§ GIVEN REQUEST: Put the lines of the listing from its start through the line containing "adjective-base: Tall [76,415,120,446]" into a numbered list, both ends included and blank lines omitted.

Excerpts from a layout annotation set:
━━━
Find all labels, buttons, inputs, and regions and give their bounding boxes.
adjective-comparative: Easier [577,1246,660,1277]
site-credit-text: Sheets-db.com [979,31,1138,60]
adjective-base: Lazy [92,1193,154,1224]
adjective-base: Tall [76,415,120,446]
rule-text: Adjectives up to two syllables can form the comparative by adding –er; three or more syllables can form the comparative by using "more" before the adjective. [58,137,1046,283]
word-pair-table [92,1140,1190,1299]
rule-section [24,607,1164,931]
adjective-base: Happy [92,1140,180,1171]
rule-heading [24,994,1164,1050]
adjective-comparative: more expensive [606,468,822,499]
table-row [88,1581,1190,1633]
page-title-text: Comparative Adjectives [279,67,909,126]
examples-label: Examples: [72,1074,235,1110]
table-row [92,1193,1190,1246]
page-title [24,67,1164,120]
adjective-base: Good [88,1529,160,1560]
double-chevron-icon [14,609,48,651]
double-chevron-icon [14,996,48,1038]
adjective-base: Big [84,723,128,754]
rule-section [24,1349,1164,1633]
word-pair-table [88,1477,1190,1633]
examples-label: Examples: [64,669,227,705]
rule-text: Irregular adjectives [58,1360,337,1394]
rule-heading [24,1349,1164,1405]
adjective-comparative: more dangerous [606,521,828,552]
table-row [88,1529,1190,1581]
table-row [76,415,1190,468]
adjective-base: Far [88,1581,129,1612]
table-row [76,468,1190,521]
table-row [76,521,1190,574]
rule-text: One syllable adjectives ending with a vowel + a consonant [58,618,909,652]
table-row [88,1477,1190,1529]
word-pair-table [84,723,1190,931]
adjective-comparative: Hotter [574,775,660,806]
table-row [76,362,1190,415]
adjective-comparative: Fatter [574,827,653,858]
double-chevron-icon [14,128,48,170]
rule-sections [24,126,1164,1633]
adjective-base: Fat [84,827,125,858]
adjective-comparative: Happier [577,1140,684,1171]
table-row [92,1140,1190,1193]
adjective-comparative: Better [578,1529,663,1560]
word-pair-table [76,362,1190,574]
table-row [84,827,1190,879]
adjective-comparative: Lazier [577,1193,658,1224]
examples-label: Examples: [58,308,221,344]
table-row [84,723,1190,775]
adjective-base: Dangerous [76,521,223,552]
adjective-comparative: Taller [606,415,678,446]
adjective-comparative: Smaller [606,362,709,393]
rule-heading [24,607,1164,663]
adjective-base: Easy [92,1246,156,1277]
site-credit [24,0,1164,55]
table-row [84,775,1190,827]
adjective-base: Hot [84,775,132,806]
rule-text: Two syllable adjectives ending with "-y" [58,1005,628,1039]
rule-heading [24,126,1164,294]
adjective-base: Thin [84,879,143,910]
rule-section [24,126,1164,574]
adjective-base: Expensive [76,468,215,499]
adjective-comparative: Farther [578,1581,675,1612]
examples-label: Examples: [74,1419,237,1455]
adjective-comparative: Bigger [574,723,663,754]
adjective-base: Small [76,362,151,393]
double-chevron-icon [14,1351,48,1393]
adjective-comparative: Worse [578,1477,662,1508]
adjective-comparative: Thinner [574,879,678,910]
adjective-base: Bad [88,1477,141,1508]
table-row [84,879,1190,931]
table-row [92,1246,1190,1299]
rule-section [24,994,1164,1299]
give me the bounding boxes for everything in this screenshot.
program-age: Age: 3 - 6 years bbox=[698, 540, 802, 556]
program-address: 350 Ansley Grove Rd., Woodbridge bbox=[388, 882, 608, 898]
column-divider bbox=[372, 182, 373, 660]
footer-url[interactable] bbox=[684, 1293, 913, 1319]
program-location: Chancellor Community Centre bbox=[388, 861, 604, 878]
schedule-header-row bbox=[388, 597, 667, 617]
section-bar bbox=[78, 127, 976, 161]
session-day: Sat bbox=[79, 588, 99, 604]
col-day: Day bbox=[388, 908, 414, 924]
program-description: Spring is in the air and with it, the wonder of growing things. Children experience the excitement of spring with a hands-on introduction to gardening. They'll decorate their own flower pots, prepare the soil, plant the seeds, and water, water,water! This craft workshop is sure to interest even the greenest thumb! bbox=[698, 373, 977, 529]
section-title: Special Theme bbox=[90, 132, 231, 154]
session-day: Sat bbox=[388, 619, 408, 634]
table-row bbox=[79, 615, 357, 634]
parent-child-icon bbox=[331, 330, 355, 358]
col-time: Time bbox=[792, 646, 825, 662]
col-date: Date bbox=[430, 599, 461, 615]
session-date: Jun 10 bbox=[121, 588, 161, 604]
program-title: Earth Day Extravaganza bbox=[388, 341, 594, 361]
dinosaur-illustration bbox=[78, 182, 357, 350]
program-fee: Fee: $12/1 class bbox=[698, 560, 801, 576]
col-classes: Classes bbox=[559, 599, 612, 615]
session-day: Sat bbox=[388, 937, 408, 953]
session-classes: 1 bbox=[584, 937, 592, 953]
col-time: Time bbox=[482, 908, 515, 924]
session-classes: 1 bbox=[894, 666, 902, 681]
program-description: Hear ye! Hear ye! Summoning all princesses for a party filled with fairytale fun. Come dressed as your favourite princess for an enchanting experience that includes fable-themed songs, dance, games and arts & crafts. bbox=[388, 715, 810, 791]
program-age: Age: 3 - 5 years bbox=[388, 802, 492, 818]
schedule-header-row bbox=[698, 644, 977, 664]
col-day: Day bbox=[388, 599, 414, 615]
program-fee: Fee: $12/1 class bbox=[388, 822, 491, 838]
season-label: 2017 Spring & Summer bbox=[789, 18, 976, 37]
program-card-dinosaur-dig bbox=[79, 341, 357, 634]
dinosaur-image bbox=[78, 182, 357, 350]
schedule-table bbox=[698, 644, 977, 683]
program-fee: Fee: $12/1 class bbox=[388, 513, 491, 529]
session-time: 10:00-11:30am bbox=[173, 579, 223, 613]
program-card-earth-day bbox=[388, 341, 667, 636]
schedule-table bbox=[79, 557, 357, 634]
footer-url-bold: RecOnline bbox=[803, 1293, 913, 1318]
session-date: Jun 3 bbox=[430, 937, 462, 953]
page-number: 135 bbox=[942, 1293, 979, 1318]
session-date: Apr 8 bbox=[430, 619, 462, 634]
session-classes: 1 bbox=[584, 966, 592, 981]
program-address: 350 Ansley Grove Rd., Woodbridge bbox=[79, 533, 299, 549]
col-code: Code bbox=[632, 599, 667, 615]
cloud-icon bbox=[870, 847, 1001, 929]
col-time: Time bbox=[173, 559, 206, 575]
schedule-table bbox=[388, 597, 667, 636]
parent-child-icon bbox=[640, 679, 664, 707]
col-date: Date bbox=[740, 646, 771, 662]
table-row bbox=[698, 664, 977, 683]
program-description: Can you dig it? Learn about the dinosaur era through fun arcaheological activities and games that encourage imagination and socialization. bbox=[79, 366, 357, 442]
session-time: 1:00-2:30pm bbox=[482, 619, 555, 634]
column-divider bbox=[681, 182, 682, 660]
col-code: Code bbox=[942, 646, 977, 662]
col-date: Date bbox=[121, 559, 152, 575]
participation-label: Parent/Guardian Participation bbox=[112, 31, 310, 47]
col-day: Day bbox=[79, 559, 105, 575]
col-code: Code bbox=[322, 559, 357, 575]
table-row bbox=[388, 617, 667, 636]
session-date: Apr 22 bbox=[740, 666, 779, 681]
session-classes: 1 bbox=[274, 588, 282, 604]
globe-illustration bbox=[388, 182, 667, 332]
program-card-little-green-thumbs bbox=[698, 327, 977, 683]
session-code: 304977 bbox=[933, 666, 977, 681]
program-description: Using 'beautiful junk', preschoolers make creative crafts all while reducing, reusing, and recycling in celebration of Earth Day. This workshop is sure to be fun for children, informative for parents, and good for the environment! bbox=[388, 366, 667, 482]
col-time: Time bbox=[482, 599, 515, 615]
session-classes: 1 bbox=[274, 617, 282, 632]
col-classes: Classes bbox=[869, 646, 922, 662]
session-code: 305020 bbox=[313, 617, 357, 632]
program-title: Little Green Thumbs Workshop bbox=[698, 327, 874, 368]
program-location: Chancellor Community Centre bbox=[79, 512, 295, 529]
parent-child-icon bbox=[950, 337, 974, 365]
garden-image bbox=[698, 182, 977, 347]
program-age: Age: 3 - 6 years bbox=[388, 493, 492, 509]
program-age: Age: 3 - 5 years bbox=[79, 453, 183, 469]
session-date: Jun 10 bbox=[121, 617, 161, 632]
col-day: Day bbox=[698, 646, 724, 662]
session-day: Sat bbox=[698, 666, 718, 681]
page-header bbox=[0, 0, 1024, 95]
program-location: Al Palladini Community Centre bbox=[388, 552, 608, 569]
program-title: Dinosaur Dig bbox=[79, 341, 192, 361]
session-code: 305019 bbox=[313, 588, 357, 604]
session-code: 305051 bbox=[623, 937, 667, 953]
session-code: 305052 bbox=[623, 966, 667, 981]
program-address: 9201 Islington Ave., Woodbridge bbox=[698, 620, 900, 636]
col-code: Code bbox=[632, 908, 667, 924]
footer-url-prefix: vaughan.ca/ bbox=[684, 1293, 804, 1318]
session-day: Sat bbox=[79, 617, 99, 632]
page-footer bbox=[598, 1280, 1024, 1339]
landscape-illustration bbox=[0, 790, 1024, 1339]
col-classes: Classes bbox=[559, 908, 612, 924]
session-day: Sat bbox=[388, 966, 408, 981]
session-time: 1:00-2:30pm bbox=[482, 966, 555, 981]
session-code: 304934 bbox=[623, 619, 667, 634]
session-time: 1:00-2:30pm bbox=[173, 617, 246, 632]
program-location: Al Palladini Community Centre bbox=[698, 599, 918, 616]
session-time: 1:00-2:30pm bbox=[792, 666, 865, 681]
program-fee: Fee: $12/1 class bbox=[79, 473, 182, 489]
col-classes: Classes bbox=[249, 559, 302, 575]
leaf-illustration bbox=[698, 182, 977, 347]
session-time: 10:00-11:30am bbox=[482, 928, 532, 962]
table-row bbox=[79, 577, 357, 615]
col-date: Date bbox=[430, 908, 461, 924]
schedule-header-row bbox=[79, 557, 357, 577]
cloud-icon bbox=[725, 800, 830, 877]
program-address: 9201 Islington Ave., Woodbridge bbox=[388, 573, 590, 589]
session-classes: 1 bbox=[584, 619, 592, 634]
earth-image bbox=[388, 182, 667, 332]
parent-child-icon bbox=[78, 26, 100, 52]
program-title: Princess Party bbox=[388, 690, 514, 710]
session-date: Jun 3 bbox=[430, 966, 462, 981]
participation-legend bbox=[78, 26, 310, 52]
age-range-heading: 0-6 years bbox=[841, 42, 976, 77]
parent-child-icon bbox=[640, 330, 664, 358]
━━━
§ OUTPUT FOR THIS EXERCISE:
1. Find all labels, buttons, inputs, and regions and give their bounding boxes.
2. adjective-comparative: Easier [577,1246,660,1277]
3. site-credit-text: Sheets-db.com [979,31,1138,60]
4. adjective-base: Lazy [92,1193,154,1224]
5. adjective-base: Tall [76,415,120,446]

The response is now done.